- _Task_: Which lines in the records below contain the word "What"? Copy each of them.

- _Data provided_:

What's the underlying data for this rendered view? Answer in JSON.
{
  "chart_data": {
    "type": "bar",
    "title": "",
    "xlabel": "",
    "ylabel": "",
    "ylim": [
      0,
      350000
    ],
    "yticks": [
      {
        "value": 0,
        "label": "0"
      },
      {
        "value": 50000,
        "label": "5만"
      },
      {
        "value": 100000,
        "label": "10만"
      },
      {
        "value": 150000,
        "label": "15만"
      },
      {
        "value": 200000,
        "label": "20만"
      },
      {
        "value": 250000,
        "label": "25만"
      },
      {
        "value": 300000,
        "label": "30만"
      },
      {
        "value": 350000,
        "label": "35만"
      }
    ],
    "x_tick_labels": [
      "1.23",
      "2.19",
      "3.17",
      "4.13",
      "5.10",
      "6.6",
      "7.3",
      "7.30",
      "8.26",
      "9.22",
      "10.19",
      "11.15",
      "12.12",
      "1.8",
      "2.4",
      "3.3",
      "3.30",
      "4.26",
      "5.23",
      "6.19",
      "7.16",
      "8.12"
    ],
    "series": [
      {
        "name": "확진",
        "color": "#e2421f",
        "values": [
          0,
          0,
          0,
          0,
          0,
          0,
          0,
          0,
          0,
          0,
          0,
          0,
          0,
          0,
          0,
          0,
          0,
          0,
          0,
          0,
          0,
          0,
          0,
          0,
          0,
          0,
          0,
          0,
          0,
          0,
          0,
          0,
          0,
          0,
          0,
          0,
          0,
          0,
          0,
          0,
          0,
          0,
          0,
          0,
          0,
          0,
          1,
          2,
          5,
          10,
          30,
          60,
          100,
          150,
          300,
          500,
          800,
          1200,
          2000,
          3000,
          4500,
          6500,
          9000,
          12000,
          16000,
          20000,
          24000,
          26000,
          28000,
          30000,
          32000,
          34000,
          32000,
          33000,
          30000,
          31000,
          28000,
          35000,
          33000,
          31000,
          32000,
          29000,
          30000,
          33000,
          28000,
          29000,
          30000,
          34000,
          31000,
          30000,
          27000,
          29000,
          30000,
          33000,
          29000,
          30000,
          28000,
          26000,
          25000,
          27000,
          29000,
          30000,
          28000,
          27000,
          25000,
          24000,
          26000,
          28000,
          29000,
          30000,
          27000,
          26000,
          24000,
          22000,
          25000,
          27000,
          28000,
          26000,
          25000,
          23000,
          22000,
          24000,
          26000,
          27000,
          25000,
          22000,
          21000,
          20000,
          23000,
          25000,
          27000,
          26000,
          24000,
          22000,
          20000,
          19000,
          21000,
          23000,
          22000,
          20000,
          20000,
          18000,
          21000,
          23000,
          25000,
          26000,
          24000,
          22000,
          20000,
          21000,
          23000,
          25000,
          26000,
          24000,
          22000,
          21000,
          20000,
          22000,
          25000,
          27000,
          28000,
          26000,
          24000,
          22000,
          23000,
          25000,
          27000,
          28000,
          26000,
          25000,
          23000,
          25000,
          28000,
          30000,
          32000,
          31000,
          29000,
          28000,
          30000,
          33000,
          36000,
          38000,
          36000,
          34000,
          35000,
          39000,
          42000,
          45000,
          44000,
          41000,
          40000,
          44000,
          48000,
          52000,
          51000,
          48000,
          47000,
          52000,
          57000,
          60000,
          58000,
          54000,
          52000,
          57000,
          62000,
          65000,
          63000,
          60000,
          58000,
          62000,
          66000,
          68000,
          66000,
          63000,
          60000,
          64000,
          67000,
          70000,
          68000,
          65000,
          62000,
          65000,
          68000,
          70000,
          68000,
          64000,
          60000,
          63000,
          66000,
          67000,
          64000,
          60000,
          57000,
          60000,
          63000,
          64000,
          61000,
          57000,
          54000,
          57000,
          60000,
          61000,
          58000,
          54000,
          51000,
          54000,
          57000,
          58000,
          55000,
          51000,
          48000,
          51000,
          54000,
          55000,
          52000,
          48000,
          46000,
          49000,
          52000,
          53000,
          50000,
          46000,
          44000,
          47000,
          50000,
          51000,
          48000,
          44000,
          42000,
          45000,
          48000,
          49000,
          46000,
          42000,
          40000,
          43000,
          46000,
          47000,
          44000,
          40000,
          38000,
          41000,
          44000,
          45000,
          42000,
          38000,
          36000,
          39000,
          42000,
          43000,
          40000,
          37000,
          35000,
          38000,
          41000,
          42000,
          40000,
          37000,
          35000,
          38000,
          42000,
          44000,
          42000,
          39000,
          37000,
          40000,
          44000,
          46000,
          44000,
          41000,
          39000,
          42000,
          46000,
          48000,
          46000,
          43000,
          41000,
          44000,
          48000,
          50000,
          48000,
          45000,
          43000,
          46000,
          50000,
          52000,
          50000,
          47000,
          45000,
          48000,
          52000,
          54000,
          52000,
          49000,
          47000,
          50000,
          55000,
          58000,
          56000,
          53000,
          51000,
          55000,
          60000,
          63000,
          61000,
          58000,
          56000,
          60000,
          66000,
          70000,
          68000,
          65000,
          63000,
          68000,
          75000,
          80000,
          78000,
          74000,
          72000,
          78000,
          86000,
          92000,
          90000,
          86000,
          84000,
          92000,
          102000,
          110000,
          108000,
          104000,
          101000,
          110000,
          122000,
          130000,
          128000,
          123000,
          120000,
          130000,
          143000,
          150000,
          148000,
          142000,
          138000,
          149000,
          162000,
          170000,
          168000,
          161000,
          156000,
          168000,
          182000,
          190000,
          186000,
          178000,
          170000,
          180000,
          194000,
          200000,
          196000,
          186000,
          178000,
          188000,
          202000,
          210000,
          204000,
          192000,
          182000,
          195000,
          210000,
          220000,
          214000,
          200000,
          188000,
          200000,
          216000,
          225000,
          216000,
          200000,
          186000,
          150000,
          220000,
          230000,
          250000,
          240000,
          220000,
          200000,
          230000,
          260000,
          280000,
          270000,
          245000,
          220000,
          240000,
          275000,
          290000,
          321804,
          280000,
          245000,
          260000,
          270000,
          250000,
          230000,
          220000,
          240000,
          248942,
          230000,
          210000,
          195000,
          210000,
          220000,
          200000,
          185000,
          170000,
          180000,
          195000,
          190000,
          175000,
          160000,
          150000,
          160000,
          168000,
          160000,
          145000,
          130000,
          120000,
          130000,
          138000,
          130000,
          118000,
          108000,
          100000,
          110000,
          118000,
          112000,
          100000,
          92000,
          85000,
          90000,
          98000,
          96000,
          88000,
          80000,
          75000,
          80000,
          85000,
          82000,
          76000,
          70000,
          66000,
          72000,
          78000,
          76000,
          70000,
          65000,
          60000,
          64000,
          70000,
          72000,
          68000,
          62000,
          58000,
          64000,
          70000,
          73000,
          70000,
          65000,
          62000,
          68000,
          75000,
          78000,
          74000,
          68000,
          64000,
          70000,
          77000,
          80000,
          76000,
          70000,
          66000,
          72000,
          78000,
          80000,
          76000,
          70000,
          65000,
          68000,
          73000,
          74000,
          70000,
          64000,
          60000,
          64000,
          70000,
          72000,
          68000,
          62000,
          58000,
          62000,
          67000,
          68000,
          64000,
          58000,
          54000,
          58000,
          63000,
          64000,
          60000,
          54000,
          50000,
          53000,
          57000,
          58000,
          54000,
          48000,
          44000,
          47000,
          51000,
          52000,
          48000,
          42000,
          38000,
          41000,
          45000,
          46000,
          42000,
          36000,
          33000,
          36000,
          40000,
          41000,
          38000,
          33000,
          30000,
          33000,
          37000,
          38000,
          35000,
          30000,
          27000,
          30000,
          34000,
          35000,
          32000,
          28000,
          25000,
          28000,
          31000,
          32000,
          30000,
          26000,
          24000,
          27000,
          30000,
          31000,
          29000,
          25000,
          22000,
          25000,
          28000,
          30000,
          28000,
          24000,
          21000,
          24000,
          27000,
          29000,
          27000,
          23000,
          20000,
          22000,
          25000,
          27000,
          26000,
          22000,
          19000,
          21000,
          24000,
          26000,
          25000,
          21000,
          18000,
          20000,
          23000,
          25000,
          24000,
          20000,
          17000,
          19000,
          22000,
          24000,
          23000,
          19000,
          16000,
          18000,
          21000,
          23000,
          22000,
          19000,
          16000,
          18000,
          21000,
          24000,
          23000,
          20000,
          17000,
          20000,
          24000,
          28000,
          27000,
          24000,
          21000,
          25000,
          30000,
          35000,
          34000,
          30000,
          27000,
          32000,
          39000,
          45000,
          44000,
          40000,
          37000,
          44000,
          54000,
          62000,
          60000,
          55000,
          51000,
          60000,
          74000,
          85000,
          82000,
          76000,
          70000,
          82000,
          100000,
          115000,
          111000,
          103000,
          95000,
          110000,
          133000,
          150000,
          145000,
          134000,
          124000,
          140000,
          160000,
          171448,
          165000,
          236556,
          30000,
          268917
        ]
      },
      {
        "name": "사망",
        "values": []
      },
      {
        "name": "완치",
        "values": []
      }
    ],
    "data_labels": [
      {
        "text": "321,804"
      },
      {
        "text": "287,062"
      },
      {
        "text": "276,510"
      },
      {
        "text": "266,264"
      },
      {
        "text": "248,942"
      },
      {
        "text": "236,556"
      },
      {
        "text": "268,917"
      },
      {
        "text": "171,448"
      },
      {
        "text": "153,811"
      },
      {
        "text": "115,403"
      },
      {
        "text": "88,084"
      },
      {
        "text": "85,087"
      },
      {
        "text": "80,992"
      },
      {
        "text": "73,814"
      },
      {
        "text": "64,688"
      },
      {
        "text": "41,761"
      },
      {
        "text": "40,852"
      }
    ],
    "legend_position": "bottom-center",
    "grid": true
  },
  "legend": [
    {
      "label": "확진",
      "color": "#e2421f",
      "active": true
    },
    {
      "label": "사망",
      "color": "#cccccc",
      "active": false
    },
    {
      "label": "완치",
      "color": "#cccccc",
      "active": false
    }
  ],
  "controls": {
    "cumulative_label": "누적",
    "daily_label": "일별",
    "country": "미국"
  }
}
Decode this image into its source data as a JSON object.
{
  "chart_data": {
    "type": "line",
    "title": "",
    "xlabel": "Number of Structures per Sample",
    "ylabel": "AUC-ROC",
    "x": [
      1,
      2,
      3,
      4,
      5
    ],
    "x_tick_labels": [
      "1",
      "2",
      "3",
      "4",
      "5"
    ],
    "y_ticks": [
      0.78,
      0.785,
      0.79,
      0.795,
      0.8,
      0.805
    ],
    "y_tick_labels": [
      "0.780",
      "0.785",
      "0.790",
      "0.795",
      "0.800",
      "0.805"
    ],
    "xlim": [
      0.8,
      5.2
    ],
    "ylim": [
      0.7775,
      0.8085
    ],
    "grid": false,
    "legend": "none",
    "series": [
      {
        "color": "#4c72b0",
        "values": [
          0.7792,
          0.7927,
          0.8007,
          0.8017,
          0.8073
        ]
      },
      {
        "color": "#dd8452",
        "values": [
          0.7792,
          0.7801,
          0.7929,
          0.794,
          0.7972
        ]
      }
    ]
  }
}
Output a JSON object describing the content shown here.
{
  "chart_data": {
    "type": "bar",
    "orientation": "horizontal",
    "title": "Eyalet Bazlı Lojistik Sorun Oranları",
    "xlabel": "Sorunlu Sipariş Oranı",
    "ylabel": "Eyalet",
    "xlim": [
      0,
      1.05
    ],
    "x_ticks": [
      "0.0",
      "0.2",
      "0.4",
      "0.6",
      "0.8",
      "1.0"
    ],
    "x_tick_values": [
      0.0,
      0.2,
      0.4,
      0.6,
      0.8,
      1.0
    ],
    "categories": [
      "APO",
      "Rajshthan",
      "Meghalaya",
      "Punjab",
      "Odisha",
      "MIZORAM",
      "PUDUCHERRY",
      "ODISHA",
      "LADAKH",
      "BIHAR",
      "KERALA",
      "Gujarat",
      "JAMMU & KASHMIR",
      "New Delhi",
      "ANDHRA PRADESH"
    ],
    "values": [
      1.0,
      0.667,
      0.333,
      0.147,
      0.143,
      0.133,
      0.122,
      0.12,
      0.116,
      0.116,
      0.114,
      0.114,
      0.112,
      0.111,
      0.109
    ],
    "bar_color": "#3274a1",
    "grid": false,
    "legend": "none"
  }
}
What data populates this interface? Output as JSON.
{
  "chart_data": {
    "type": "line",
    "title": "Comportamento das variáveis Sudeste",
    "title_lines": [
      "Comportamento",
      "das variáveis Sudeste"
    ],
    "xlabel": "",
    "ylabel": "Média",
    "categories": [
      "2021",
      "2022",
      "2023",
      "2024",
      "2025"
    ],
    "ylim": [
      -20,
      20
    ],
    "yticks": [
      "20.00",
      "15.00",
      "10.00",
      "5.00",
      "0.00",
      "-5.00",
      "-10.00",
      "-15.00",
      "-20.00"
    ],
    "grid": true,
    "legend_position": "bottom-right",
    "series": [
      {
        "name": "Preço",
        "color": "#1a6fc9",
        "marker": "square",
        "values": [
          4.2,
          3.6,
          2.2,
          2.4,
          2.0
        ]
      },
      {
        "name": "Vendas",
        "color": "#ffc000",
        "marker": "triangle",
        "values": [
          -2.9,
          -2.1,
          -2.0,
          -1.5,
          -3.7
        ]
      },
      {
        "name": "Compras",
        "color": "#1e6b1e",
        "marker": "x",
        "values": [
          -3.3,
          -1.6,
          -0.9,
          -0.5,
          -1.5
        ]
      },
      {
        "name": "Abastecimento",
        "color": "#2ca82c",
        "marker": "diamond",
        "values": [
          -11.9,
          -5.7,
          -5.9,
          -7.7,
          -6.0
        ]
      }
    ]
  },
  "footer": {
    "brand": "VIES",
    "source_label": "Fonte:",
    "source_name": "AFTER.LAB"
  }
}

- _Output of the task_:
What's the underlying data for this rendered view? Answer in JSON.
What data populates this interface? Output as JSON.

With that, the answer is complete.